ABOUT THIS TASK: Within the listing below, how many lines hold the string "United"? Only the number should be given.

"""

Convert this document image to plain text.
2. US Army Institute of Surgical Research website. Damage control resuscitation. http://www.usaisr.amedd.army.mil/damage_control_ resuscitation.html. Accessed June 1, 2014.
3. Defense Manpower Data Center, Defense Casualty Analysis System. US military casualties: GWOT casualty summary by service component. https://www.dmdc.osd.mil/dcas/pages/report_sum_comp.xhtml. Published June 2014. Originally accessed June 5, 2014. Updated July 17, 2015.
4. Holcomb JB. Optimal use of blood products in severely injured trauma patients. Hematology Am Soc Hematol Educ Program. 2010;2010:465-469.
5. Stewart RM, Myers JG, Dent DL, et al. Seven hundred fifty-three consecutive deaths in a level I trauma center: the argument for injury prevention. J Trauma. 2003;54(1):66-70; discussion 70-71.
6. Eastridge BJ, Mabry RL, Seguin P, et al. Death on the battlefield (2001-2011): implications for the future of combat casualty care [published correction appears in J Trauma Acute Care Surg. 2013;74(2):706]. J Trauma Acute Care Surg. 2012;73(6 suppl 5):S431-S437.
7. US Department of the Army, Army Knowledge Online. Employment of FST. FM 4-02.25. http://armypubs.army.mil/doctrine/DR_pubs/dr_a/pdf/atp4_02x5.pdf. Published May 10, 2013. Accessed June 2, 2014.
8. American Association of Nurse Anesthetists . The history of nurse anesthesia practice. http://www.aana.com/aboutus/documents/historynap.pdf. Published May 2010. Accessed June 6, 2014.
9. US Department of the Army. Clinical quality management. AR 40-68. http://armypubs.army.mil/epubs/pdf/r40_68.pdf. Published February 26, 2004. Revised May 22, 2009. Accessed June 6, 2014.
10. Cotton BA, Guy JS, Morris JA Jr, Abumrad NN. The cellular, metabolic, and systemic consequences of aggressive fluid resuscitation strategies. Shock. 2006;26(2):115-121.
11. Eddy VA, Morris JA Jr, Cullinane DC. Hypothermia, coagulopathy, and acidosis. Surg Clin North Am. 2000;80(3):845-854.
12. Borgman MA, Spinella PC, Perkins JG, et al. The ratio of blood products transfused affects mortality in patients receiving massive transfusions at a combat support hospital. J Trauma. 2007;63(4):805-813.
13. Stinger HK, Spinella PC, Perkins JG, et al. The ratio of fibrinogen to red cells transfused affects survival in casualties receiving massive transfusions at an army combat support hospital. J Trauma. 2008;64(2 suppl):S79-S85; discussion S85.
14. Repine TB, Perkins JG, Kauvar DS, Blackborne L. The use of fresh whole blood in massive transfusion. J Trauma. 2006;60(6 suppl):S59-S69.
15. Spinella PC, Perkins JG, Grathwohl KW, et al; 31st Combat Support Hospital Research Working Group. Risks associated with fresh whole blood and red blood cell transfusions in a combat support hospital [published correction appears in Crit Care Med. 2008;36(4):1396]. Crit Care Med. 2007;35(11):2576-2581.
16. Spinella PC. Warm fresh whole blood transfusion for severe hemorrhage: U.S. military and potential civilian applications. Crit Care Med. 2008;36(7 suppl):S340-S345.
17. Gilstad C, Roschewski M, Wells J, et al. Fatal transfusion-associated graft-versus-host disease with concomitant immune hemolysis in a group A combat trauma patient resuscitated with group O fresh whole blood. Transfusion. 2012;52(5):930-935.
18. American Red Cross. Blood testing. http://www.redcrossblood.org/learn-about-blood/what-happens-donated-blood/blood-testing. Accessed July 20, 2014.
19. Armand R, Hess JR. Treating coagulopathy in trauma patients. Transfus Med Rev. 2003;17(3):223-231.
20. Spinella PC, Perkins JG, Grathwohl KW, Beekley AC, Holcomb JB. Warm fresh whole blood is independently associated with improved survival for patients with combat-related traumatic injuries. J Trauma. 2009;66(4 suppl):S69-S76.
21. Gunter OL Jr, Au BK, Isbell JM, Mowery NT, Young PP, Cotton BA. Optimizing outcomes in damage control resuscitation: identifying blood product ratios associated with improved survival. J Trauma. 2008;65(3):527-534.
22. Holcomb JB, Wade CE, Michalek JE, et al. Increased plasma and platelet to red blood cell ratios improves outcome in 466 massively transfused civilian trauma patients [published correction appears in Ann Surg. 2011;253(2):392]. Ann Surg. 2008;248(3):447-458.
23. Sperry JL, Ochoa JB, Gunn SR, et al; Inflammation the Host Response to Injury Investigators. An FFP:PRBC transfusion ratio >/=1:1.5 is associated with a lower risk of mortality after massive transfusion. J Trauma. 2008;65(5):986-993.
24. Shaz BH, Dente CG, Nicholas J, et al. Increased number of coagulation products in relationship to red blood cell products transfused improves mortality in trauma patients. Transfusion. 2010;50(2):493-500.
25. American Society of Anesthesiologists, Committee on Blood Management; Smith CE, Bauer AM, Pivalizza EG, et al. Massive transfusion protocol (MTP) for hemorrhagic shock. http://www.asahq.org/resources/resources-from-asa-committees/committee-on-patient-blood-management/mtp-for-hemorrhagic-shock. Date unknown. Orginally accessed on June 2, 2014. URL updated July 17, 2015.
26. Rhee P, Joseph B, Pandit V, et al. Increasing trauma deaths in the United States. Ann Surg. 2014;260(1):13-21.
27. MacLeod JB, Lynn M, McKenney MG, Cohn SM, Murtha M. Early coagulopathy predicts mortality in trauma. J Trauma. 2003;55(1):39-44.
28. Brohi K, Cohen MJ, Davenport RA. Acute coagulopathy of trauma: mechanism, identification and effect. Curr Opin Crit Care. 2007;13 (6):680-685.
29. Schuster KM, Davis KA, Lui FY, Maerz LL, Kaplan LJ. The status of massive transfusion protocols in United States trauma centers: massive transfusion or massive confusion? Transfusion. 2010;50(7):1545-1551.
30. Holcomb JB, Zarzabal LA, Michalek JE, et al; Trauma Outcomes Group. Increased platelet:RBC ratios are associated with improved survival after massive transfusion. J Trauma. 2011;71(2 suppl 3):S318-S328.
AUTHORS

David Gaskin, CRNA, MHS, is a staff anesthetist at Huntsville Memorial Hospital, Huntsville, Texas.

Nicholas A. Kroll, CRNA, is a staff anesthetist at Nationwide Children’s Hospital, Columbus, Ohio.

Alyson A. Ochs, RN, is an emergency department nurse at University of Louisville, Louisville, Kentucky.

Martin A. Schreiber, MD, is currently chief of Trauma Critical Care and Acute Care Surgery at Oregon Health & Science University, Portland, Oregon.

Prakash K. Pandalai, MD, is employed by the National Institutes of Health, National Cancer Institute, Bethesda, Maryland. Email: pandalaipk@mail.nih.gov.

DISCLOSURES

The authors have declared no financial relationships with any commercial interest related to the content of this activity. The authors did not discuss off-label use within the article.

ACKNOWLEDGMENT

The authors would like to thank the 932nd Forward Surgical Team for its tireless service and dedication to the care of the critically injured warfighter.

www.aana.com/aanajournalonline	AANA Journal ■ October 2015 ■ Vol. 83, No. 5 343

"""

ANSWER AREA: 2